Work required:
Please copy out all lines of the entries that contain the word "Adjusted".

- Opening Delimiter -

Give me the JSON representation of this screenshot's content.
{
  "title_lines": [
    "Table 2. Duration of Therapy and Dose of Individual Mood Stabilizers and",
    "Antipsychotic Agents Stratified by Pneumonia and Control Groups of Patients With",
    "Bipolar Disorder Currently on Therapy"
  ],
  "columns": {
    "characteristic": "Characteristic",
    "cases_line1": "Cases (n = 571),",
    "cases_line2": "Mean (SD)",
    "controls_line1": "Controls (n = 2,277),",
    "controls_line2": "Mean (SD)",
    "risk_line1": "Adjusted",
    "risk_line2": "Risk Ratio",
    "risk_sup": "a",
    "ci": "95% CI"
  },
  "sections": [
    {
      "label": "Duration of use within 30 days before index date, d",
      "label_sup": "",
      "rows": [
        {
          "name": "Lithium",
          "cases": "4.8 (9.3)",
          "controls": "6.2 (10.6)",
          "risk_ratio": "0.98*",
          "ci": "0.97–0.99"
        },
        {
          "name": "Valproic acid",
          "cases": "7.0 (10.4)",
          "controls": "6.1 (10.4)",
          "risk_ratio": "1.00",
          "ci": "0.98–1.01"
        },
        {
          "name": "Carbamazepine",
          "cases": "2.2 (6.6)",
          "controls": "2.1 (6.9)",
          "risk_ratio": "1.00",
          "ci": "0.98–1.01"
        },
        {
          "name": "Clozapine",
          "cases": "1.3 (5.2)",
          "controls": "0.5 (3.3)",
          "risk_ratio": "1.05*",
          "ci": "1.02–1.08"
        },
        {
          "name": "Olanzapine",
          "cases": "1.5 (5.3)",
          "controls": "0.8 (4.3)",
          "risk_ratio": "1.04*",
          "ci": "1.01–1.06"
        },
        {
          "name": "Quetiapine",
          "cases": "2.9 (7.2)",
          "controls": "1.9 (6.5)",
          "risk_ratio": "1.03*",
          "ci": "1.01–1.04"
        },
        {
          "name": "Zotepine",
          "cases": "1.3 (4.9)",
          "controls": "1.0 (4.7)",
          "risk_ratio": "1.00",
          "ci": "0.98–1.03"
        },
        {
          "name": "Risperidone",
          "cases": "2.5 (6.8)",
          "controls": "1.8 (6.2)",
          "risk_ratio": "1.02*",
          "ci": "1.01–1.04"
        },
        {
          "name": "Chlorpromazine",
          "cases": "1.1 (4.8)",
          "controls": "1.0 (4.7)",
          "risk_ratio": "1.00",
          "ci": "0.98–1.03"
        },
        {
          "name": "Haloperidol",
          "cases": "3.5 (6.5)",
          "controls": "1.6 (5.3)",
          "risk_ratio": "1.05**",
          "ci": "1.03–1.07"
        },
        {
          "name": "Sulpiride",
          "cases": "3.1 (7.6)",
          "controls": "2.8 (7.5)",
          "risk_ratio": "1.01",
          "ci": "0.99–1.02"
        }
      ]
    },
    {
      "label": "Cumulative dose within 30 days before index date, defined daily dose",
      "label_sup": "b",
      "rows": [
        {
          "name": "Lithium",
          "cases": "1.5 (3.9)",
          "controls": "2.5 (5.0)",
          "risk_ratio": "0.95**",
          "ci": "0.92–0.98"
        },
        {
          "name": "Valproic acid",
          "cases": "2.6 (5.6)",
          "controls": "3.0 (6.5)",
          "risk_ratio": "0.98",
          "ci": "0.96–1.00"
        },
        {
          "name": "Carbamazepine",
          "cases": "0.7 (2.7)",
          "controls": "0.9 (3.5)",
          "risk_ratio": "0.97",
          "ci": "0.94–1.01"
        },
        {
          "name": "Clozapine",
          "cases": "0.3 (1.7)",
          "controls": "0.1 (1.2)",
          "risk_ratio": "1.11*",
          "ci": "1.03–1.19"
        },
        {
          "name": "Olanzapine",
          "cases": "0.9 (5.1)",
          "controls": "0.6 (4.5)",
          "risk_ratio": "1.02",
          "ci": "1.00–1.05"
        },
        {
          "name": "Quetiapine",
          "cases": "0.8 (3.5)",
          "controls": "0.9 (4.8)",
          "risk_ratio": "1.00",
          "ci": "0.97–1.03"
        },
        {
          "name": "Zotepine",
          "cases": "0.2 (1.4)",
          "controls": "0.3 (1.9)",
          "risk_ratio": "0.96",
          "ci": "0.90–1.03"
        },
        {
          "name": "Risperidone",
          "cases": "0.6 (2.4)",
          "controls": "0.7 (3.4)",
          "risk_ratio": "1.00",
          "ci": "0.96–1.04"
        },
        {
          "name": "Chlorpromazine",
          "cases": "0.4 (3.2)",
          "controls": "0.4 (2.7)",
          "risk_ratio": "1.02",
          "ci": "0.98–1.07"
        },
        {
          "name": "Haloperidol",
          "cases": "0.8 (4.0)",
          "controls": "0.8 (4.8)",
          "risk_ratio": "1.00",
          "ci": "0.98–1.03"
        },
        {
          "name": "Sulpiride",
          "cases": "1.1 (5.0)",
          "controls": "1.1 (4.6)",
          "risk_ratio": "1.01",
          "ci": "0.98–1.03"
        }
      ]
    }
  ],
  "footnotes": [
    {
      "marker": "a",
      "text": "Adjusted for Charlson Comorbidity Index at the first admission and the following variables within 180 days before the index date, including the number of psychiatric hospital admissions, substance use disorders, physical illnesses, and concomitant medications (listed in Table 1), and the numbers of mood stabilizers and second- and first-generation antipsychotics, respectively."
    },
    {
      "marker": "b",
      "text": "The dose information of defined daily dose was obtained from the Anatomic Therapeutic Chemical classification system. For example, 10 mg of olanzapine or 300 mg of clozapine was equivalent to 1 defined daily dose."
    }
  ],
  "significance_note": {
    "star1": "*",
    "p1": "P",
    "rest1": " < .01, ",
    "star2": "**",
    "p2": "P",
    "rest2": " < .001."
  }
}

- Closing Delimiter -

Response box:
    "risk_line1": "Adjusted",
      "text": "Adjusted for Charlson Comorbidity Index at the first admission and the following variables within 180 days before the index date, including the number of psychiatric hospital admissions, substance use disorders, physical illnesses, and concomitant medications (listed in Table 1), and the numbers of mood stabilizers and second- and first-generation antipsychotics, respectively."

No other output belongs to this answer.